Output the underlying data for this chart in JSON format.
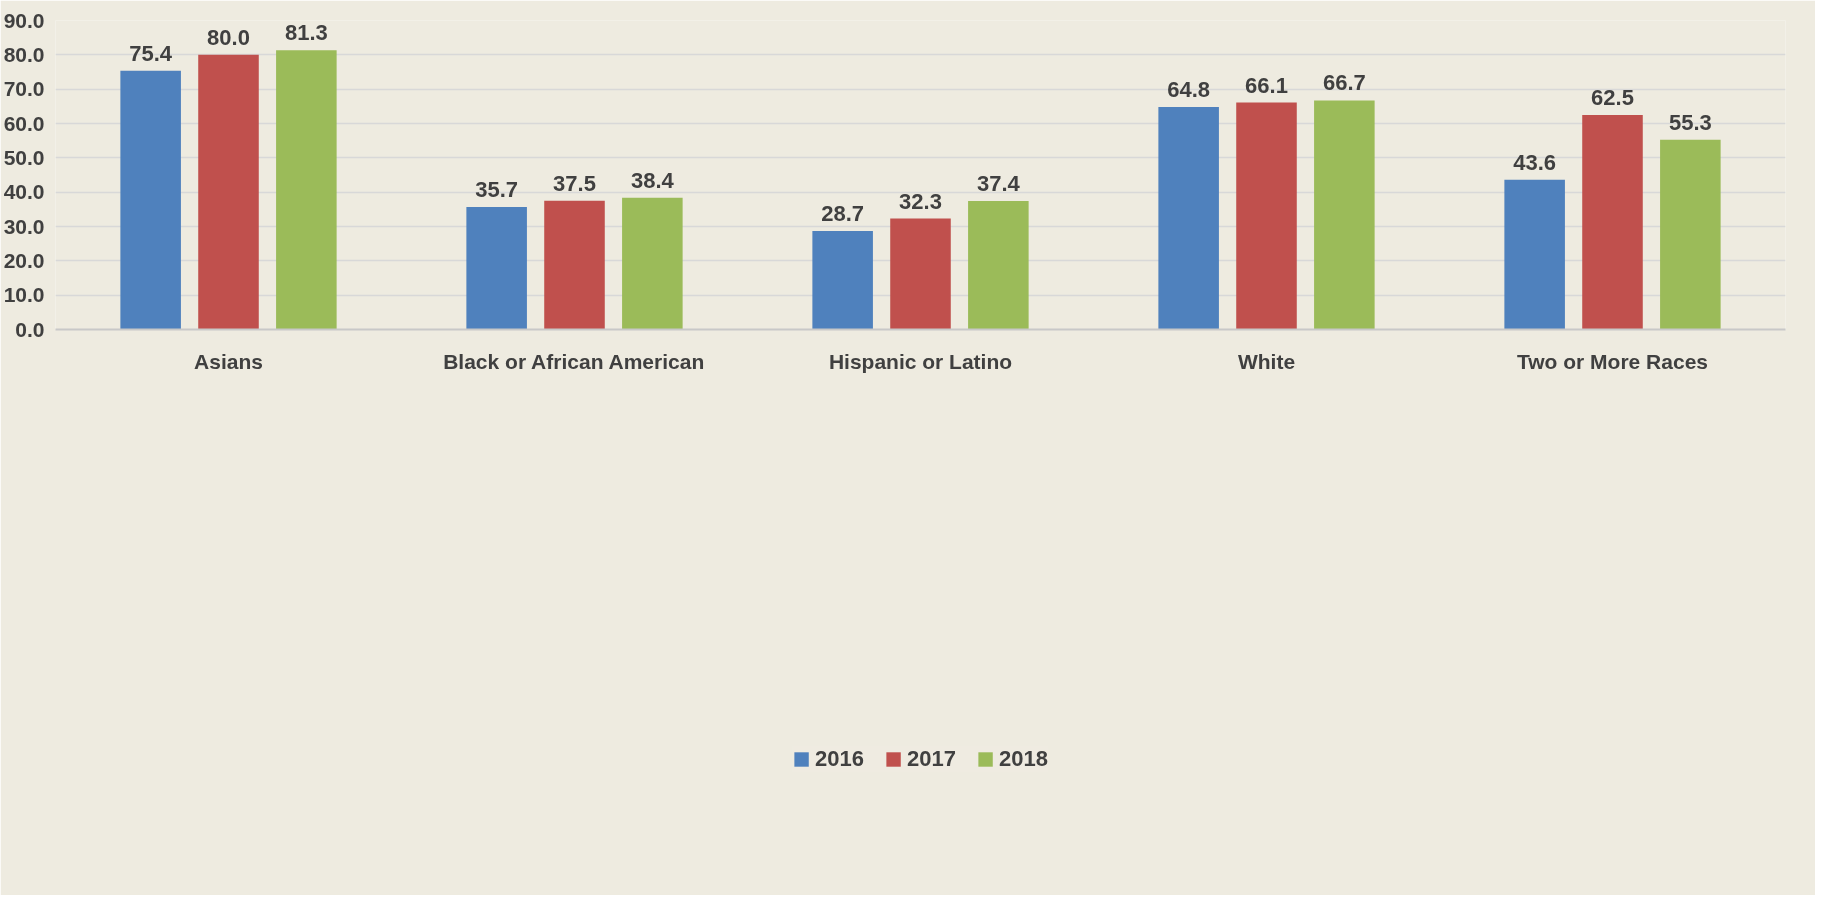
{
  "chart_data": {
    "type": "bar",
    "categories": [
      "Asians",
      "Black or African American",
      "Hispanic or Latino",
      "White",
      "Two or More Races"
    ],
    "series": [
      {
        "name": "2016",
        "color": "#4f81bd",
        "values": [
          75.4,
          35.7,
          28.7,
          64.8,
          43.6
        ],
        "value_labels": [
          "75.4",
          "35.7",
          "28.7",
          "64.8",
          "43.6"
        ]
      },
      {
        "name": "2017",
        "color": "#c0504d",
        "values": [
          80.0,
          37.5,
          32.3,
          66.1,
          62.5
        ],
        "value_labels": [
          "80.0",
          "37.5",
          "32.3",
          "66.1",
          "62.5"
        ]
      },
      {
        "name": "2018",
        "color": "#9bbb59",
        "values": [
          81.3,
          38.4,
          37.4,
          66.7,
          55.3
        ],
        "value_labels": [
          "81.3",
          "38.4",
          "37.4",
          "66.7",
          "55.3"
        ]
      }
    ],
    "ylim": [
      0,
      90
    ],
    "yticks": [
      {
        "value": 0,
        "label": "0.0"
      },
      {
        "value": 10,
        "label": "10.0"
      },
      {
        "value": 20,
        "label": "20.0"
      },
      {
        "value": 30,
        "label": "30.0"
      },
      {
        "value": 40,
        "label": "40.0"
      },
      {
        "value": 50,
        "label": "50.0"
      },
      {
        "value": 60,
        "label": "60.0"
      },
      {
        "value": 70,
        "label": "70.0"
      },
      {
        "value": 80,
        "label": "80.0"
      },
      {
        "value": 90,
        "label": "90.0"
      }
    ],
    "grid": "y",
    "legend": "bottom"
  }
}
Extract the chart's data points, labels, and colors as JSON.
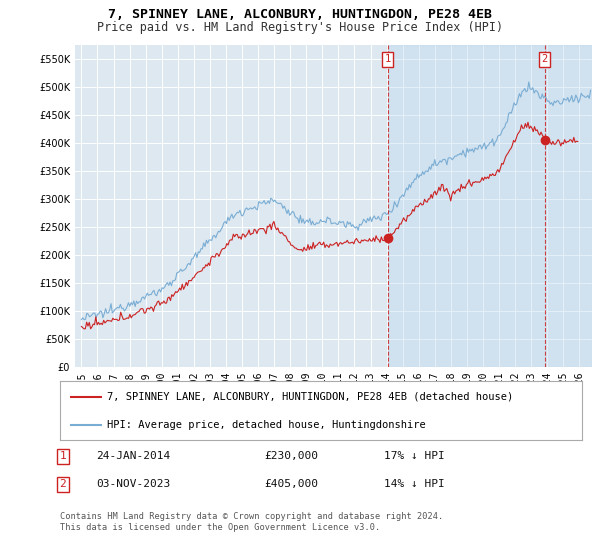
{
  "title": "7, SPINNEY LANE, ALCONBURY, HUNTINGDON, PE28 4EB",
  "subtitle": "Price paid vs. HM Land Registry's House Price Index (HPI)",
  "ylim": [
    0,
    575000
  ],
  "yticks": [
    0,
    50000,
    100000,
    150000,
    200000,
    250000,
    300000,
    350000,
    400000,
    450000,
    500000,
    550000
  ],
  "ytick_labels": [
    "£0",
    "£50K",
    "£100K",
    "£150K",
    "£200K",
    "£250K",
    "£300K",
    "£350K",
    "£400K",
    "£450K",
    "£500K",
    "£550K"
  ],
  "xlim_start": 1994.6,
  "xlim_end": 2026.8,
  "xtick_labels": [
    "1995",
    "1996",
    "1997",
    "1998",
    "1999",
    "2000",
    "2001",
    "2002",
    "2003",
    "2004",
    "2005",
    "2006",
    "2007",
    "2008",
    "2009",
    "2010",
    "2011",
    "2012",
    "2013",
    "2014",
    "2015",
    "2016",
    "2017",
    "2018",
    "2019",
    "2020",
    "2021",
    "2022",
    "2023",
    "2024",
    "2025",
    "2026"
  ],
  "background_color": "#ffffff",
  "plot_bg_color": "#dde8f0",
  "shaded_color": "#ddeeff",
  "grid_color": "#ffffff",
  "hpi_color": "#7aadd4",
  "sale_color": "#cc2222",
  "marker1_x": 2014.07,
  "marker1_y": 230000,
  "marker2_x": 2023.84,
  "marker2_y": 405000,
  "sale_points": [
    [
      2014.07,
      230000
    ],
    [
      2023.84,
      405000
    ]
  ],
  "legend_house_label": "7, SPINNEY LANE, ALCONBURY, HUNTINGDON, PE28 4EB (detached house)",
  "legend_hpi_label": "HPI: Average price, detached house, Huntingdonshire",
  "annotation1_label": "1",
  "annotation1_date": "24-JAN-2014",
  "annotation1_price": "£230,000",
  "annotation1_change": "17% ↓ HPI",
  "annotation2_label": "2",
  "annotation2_date": "03-NOV-2023",
  "annotation2_price": "£405,000",
  "annotation2_change": "14% ↓ HPI",
  "footer": "Contains HM Land Registry data © Crown copyright and database right 2024.\nThis data is licensed under the Open Government Licence v3.0.",
  "title_fontsize": 9.5,
  "subtitle_fontsize": 8.5,
  "tick_fontsize": 7,
  "legend_fontsize": 7.5,
  "ann_fontsize": 8
}
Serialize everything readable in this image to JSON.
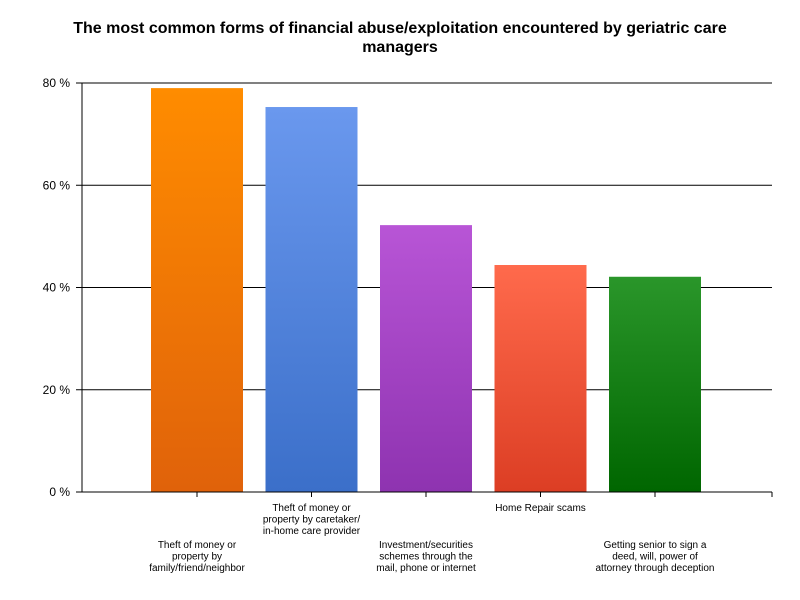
{
  "chart_data": {
    "type": "bar",
    "title_lines": [
      "The most common forms of financial abuse/exploitation encountered by geriatric care",
      "managers"
    ],
    "xlabel": "",
    "ylabel": "",
    "ylim": [
      0,
      80
    ],
    "yticks": [
      0,
      20,
      40,
      60,
      80
    ],
    "y_tick_labels": [
      "0 %",
      "20 %",
      "40 %",
      "60 %",
      "80 %"
    ],
    "grid": true,
    "legend": "none",
    "categories": [
      {
        "label_lines": [
          "Theft of money or",
          "property by",
          "family/friend/neighbor"
        ],
        "label_position": "low",
        "value": 79,
        "color_top": "#ff8c00",
        "color_bottom": "#e0620a"
      },
      {
        "label_lines": [
          "Theft of money or",
          "property by caretaker/",
          "in-home care provider"
        ],
        "label_position": "high",
        "value": 75.3,
        "color_top": "#6a98ee",
        "color_bottom": "#3b6fc9"
      },
      {
        "label_lines": [
          "Investment/securities",
          "schemes through the",
          "mail, phone or internet"
        ],
        "label_position": "low",
        "value": 52.2,
        "color_top": "#b855d6",
        "color_bottom": "#8e33b0"
      },
      {
        "label_lines": [
          "Home Repair scams"
        ],
        "label_position": "high",
        "value": 44.4,
        "color_top": "#ff6a4c",
        "color_bottom": "#dc3e24"
      },
      {
        "label_lines": [
          "Getting senior to sign a",
          "deed, will, power of",
          "attorney through deception"
        ],
        "label_position": "low",
        "value": 42.1,
        "color_top": "#2a962a",
        "color_bottom": "#006600"
      }
    ]
  }
}
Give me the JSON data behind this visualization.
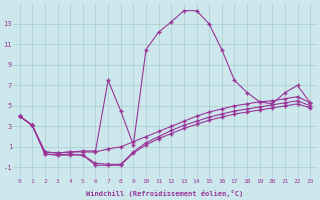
{
  "xlabel": "Windchill (Refroidissement éolien,°C)",
  "ylabel": "",
  "bg_color": "#cce8ec",
  "line_color": "#993399",
  "grid_color": "#aacccc",
  "xlim": [
    -0.5,
    23.5
  ],
  "ylim": [
    -2,
    15
  ],
  "xticks": [
    0,
    1,
    2,
    3,
    4,
    5,
    6,
    7,
    8,
    9,
    10,
    11,
    12,
    13,
    14,
    15,
    16,
    17,
    18,
    19,
    20,
    21,
    22,
    23
  ],
  "yticks": [
    -1,
    1,
    3,
    5,
    7,
    9,
    11,
    13
  ],
  "line1_x": [
    0,
    1,
    2,
    3,
    4,
    5,
    6,
    7,
    8,
    9,
    10,
    11,
    12,
    13,
    14,
    15,
    16,
    17,
    18,
    19,
    20,
    21,
    22,
    23
  ],
  "line1_y": [
    4.0,
    3.1,
    0.5,
    0.4,
    0.5,
    0.6,
    0.6,
    7.5,
    4.5,
    1.2,
    10.5,
    12.2,
    13.2,
    14.3,
    14.3,
    13.0,
    10.5,
    7.5,
    6.3,
    5.4,
    5.2,
    6.3,
    7.0,
    5.3
  ],
  "line2_x": [
    0,
    1,
    2,
    3,
    4,
    5,
    6,
    7,
    8,
    9,
    10,
    11,
    12,
    13,
    14,
    15,
    16,
    17,
    18,
    19,
    20,
    21,
    22,
    23
  ],
  "line2_y": [
    4.0,
    3.1,
    0.5,
    0.4,
    0.5,
    0.5,
    0.5,
    0.8,
    1.0,
    1.5,
    2.0,
    2.5,
    3.0,
    3.5,
    4.0,
    4.4,
    4.7,
    5.0,
    5.2,
    5.4,
    5.5,
    5.7,
    5.9,
    5.3
  ],
  "line3_x": [
    0,
    1,
    2,
    3,
    4,
    5,
    6,
    7,
    8,
    9,
    10,
    11,
    12,
    13,
    14,
    15,
    16,
    17,
    18,
    19,
    20,
    21,
    22,
    23
  ],
  "line3_y": [
    4.0,
    3.1,
    0.3,
    0.2,
    0.3,
    0.2,
    -0.6,
    -0.7,
    -0.7,
    0.5,
    1.4,
    2.0,
    2.6,
    3.1,
    3.5,
    3.9,
    4.2,
    4.5,
    4.7,
    4.9,
    5.1,
    5.3,
    5.5,
    5.0
  ],
  "line4_x": [
    0,
    1,
    2,
    3,
    4,
    5,
    6,
    7,
    8,
    9,
    10,
    11,
    12,
    13,
    14,
    15,
    16,
    17,
    18,
    19,
    20,
    21,
    22,
    23
  ],
  "line4_y": [
    4.0,
    3.1,
    0.3,
    0.2,
    0.2,
    0.2,
    -0.8,
    -0.8,
    -0.8,
    0.4,
    1.2,
    1.8,
    2.3,
    2.8,
    3.2,
    3.6,
    3.9,
    4.2,
    4.4,
    4.6,
    4.8,
    5.0,
    5.2,
    4.8
  ]
}
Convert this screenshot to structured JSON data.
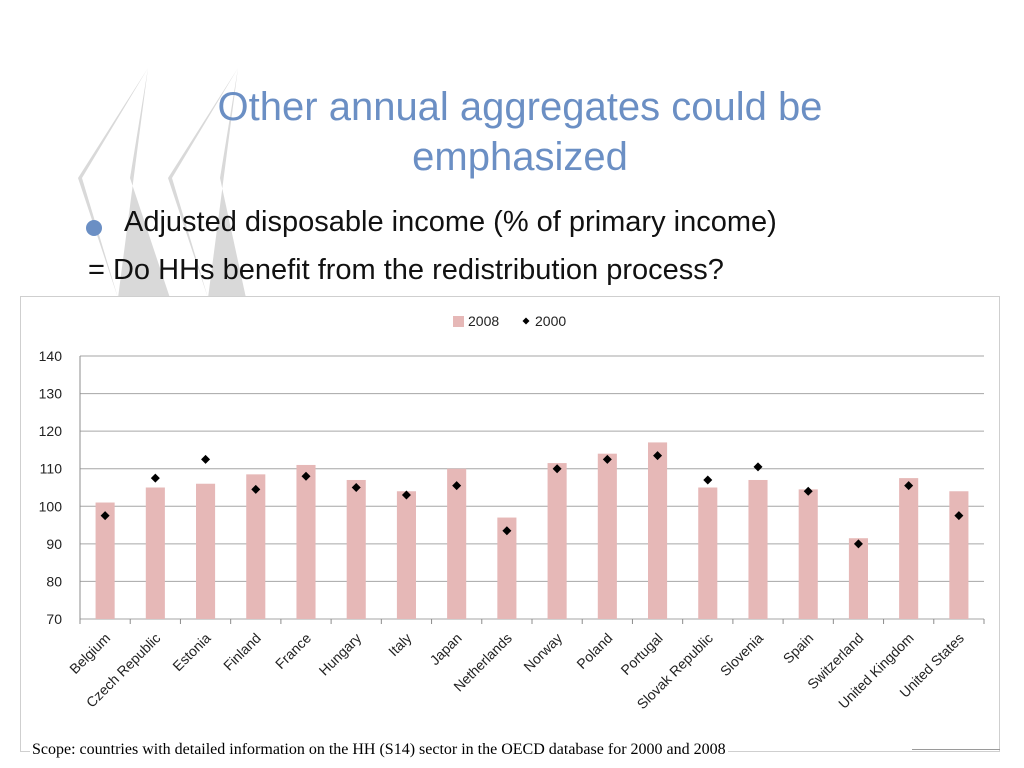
{
  "slide": {
    "title_line1": "Other annual aggregates could be",
    "title_line2": "emphasized",
    "bullet": "Adjusted disposable income (% of primary income)",
    "subline": "= Do HHs benefit from the redistribution process?",
    "footnote": "Scope: countries with detailed information on the HH (S14) sector in the OECD database for 2000 and 2008",
    "accent_color": "#6b8fc4",
    "decoration_color": "#d9d9d9"
  },
  "chart_data": {
    "type": "bar",
    "title": "",
    "xlabel": "",
    "ylabel": "",
    "categories": [
      "Belgium",
      "Czech Republic",
      "Estonia",
      "Finland",
      "France",
      "Hungary",
      "Italy",
      "Japan",
      "Netherlands",
      "Norway",
      "Poland",
      "Portugal",
      "Slovak Republic",
      "Slovenia",
      "Spain",
      "Switzerland",
      "United Kingdom",
      "United States"
    ],
    "series": [
      {
        "name": "2008",
        "kind": "bar",
        "color": "#e6b8b7",
        "values": [
          101,
          105,
          106,
          108.5,
          111,
          107,
          104,
          110,
          97,
          111.5,
          114,
          117,
          105,
          107,
          104.5,
          91.5,
          107.5,
          104
        ]
      },
      {
        "name": "2000",
        "kind": "marker",
        "color": "#000000",
        "values": [
          97.5,
          107.5,
          112.5,
          104.5,
          108,
          105,
          103,
          105.5,
          93.5,
          110,
          112.5,
          113.5,
          107,
          110.5,
          104,
          90,
          105.5,
          97.5
        ]
      }
    ],
    "ylim": [
      70,
      140
    ],
    "yticks": [
      "70",
      "80",
      "90",
      "100",
      "110",
      "120",
      "130",
      "140"
    ],
    "grid": true,
    "legend_position": "top-center"
  }
}
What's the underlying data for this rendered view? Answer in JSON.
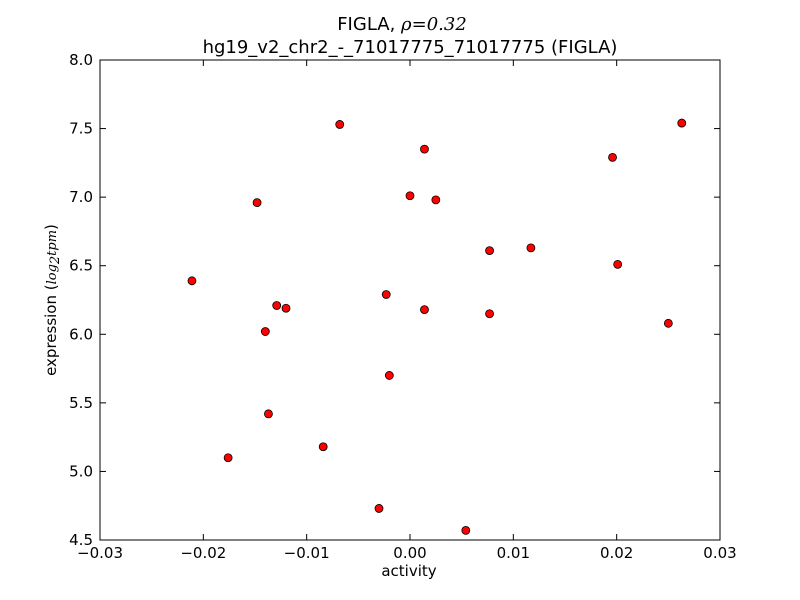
{
  "chart_data": {
    "type": "scatter",
    "title": {
      "prefix": "FIGLA, ",
      "rho_symbol": "ρ",
      "rho_value": "=0.32",
      "subtitle": "hg19_v2_chr2_-_71017775_71017775 (FIGLA)"
    },
    "xlabel": "activity",
    "ylabel": {
      "text": "expression (",
      "math_log": "log",
      "math_sub": "2",
      "math_unit": "tpm",
      "close": ")"
    },
    "xlim": [
      -0.03,
      0.03
    ],
    "ylim": [
      4.5,
      8.0
    ],
    "x_ticks": [
      -0.03,
      -0.02,
      -0.01,
      0.0,
      0.01,
      0.02,
      0.03
    ],
    "x_tick_labels": [
      "−0.03",
      "−0.02",
      "−0.01",
      "0.00",
      "0.01",
      "0.02",
      "0.03"
    ],
    "y_ticks": [
      4.5,
      5.0,
      5.5,
      6.0,
      6.5,
      7.0,
      7.5,
      8.0
    ],
    "y_tick_labels": [
      "4.5",
      "5.0",
      "5.5",
      "6.0",
      "6.5",
      "7.0",
      "7.5",
      "8.0"
    ],
    "marker_color": "#ff0000",
    "marker_edge": "#000000",
    "grid": false,
    "points": [
      {
        "x": -0.0211,
        "y": 6.39
      },
      {
        "x": -0.0176,
        "y": 5.1
      },
      {
        "x": -0.0148,
        "y": 6.96
      },
      {
        "x": -0.014,
        "y": 6.02
      },
      {
        "x": -0.0137,
        "y": 5.42
      },
      {
        "x": -0.0129,
        "y": 6.21
      },
      {
        "x": -0.012,
        "y": 6.19
      },
      {
        "x": -0.0084,
        "y": 5.18
      },
      {
        "x": -0.0068,
        "y": 7.53
      },
      {
        "x": -0.003,
        "y": 4.73
      },
      {
        "x": -0.0023,
        "y": 6.29
      },
      {
        "x": -0.002,
        "y": 5.7
      },
      {
        "x": 0.0,
        "y": 7.01
      },
      {
        "x": 0.0014,
        "y": 7.35
      },
      {
        "x": 0.0014,
        "y": 6.18
      },
      {
        "x": 0.0025,
        "y": 6.98
      },
      {
        "x": 0.0054,
        "y": 4.57
      },
      {
        "x": 0.0077,
        "y": 6.61
      },
      {
        "x": 0.0077,
        "y": 6.15
      },
      {
        "x": 0.0117,
        "y": 6.63
      },
      {
        "x": 0.0196,
        "y": 7.29
      },
      {
        "x": 0.0201,
        "y": 6.51
      },
      {
        "x": 0.025,
        "y": 6.08
      },
      {
        "x": 0.0263,
        "y": 7.54
      }
    ]
  }
}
_ _ _
__Instruction__:
Where does the word "SPINNEY" appear in the listing? List each line that holds it.

__Written answer__:
  "title": "7, SPINNEY LANE, ALCONBURY, HUNTINGDON, PE28 4EB",
  "legend_house_label": "7, SPINNEY LANE, ALCONBURY, HUNTINGDON, PE28 4EB (detached house)",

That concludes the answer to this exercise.